:: TASK DETAILS ::
Determine how many lines in these records hold "popolazione". Only the number is wanted.

:: GIVEN DATA ::

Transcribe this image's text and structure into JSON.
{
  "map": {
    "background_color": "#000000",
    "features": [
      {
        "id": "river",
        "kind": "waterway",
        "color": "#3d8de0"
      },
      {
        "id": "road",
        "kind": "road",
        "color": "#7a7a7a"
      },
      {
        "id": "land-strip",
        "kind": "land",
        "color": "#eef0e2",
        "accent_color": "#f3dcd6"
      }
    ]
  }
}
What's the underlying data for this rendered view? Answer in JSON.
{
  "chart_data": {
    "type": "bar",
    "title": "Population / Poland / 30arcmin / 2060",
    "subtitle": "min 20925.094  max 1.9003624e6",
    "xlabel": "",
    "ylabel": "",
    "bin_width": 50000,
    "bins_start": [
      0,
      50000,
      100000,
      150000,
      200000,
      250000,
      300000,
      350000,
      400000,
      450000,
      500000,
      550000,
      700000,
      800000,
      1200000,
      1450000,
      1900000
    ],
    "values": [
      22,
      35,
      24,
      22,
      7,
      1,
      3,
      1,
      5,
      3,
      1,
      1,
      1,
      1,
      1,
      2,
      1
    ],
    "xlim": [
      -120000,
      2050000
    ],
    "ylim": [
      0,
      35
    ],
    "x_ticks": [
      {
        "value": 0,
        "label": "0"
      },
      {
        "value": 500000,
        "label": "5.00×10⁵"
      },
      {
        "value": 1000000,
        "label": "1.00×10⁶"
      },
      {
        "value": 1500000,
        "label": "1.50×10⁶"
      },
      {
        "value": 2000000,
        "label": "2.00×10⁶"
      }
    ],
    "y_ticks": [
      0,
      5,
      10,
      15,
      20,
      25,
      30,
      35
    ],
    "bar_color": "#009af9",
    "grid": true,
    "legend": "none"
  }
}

...

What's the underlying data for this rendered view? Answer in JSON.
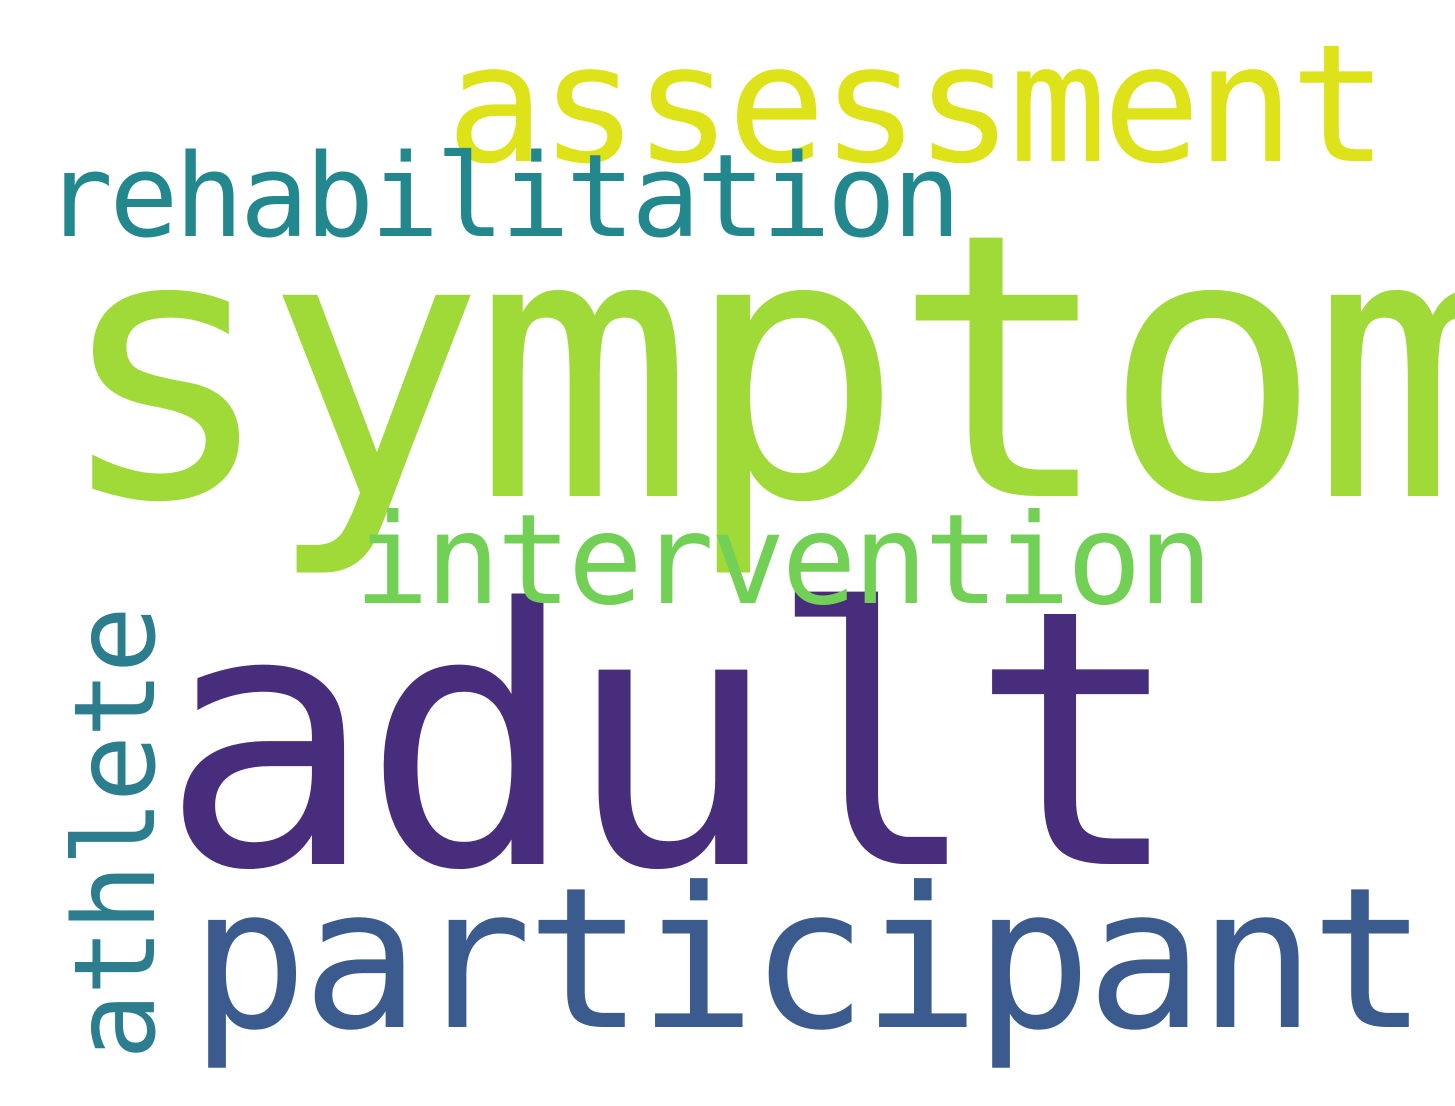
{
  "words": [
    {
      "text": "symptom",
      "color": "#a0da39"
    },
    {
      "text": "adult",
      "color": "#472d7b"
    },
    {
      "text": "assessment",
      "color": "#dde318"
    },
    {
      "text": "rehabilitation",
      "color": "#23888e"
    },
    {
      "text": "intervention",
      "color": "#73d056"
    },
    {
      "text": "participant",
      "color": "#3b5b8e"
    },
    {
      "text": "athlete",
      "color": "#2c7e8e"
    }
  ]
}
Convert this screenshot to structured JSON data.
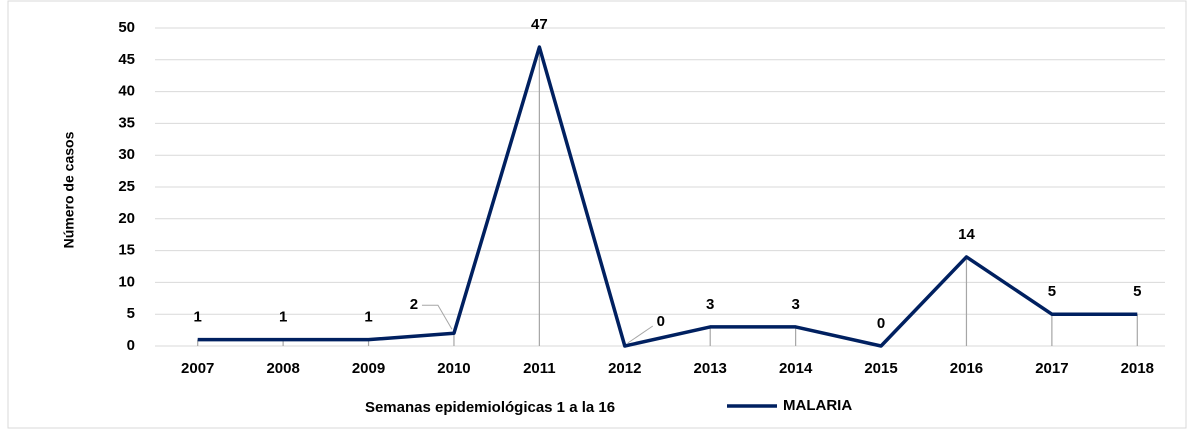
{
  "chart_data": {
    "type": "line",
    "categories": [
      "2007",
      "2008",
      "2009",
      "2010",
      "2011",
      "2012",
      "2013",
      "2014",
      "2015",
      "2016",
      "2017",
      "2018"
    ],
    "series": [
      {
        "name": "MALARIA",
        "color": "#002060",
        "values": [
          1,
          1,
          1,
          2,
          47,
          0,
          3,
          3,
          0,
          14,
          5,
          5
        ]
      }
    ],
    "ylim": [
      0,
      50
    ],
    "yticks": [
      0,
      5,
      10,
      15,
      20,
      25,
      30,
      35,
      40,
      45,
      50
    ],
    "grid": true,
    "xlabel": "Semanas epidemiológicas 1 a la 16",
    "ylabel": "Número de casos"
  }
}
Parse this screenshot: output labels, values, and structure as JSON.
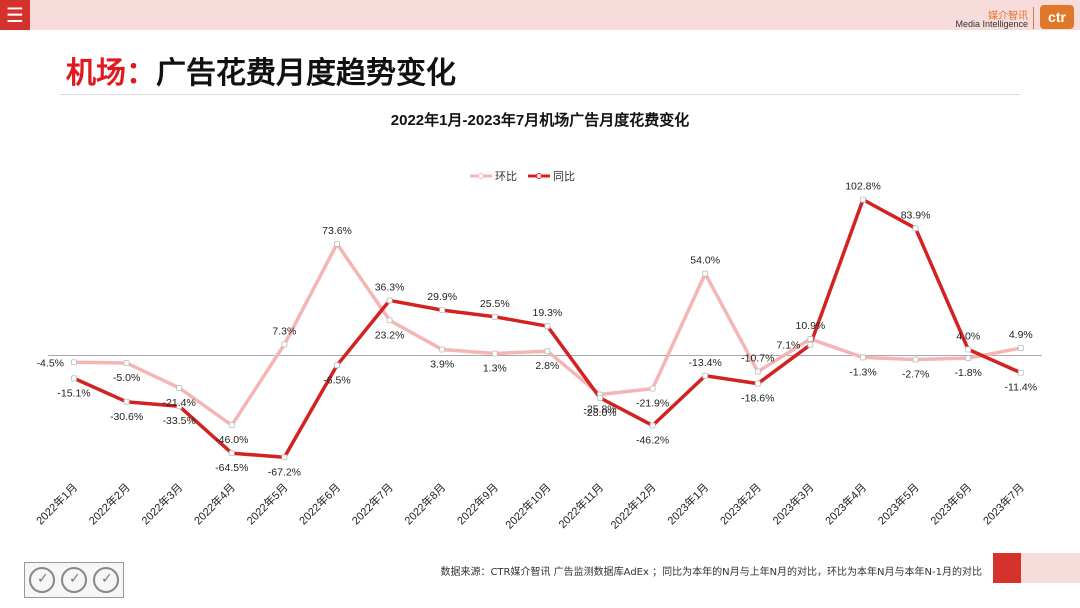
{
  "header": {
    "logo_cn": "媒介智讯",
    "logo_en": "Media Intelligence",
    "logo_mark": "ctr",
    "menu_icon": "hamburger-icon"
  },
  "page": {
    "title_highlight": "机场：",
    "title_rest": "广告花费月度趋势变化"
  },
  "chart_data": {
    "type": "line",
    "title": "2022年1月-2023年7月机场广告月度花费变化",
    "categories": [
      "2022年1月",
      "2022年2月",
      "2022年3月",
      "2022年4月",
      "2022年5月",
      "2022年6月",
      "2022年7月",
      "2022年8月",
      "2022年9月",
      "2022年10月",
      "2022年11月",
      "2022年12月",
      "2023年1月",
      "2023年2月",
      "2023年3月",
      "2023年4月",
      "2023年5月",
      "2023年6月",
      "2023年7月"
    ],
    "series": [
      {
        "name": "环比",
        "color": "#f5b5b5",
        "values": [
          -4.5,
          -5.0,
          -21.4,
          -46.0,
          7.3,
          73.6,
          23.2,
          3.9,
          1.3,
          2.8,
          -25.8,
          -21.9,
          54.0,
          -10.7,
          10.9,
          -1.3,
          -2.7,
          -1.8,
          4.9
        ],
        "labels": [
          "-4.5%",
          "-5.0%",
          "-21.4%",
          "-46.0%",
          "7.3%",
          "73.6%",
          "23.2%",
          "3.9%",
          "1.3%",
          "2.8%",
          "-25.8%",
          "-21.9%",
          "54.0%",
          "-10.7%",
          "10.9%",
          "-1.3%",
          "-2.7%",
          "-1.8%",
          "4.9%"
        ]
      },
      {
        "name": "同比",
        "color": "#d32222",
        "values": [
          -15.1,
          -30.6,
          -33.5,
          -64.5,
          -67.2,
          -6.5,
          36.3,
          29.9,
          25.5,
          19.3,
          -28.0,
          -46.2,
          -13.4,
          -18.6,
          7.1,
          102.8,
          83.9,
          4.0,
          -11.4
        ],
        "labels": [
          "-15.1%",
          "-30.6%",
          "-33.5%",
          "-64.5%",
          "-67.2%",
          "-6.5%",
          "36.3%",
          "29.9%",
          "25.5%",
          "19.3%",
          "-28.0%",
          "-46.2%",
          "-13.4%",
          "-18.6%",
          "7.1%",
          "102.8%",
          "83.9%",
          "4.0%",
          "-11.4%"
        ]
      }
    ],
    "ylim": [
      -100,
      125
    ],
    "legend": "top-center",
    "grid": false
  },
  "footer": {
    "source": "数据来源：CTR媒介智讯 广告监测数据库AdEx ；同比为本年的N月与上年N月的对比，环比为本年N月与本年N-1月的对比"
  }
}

---

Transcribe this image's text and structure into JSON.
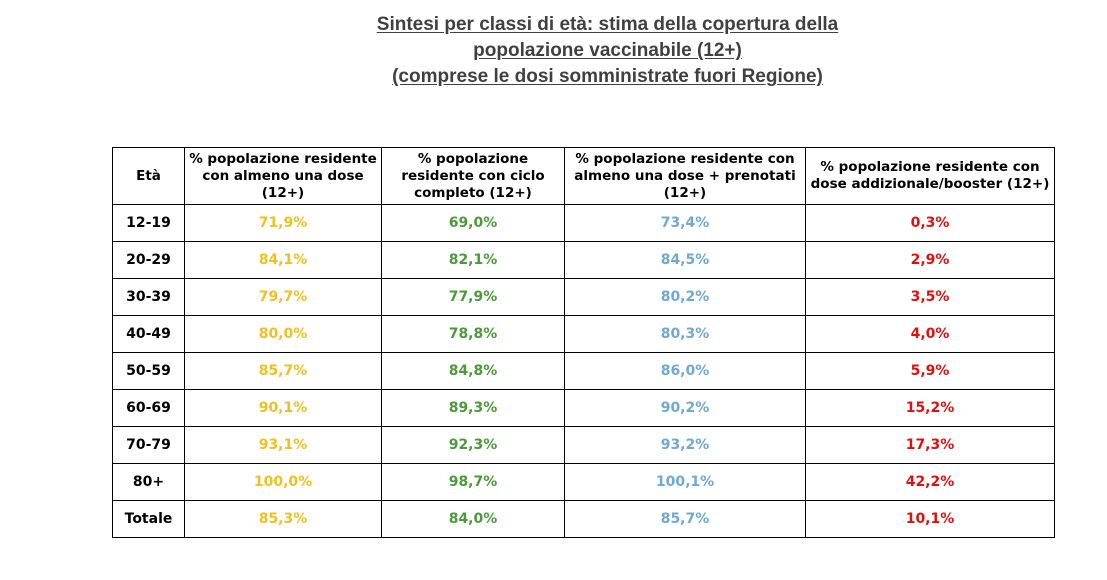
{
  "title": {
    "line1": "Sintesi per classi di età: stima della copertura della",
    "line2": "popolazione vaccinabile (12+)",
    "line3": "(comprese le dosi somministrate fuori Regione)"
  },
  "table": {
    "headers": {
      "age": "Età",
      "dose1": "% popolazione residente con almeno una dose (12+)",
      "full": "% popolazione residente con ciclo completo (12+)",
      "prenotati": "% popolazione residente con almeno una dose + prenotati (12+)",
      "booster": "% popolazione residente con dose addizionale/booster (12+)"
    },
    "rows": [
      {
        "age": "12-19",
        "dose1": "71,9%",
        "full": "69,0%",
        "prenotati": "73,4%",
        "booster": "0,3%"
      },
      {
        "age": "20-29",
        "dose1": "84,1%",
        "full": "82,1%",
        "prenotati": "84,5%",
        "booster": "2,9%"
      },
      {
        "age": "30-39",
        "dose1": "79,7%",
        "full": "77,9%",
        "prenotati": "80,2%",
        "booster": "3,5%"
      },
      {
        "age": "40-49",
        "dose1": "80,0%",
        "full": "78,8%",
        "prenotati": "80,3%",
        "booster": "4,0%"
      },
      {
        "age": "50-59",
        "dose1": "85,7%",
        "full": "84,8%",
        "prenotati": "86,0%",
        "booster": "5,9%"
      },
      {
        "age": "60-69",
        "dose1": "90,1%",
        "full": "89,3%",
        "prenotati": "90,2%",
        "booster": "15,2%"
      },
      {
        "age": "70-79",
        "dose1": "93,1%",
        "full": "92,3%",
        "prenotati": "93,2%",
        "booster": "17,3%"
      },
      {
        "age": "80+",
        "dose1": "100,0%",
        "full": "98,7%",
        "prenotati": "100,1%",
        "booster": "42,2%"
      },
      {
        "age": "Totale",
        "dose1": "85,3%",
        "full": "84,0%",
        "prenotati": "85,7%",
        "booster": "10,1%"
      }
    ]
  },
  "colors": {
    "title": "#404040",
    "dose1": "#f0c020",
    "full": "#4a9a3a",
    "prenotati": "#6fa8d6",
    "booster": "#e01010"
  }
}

:: ANSWER FOR THIS EXERCISE ::
5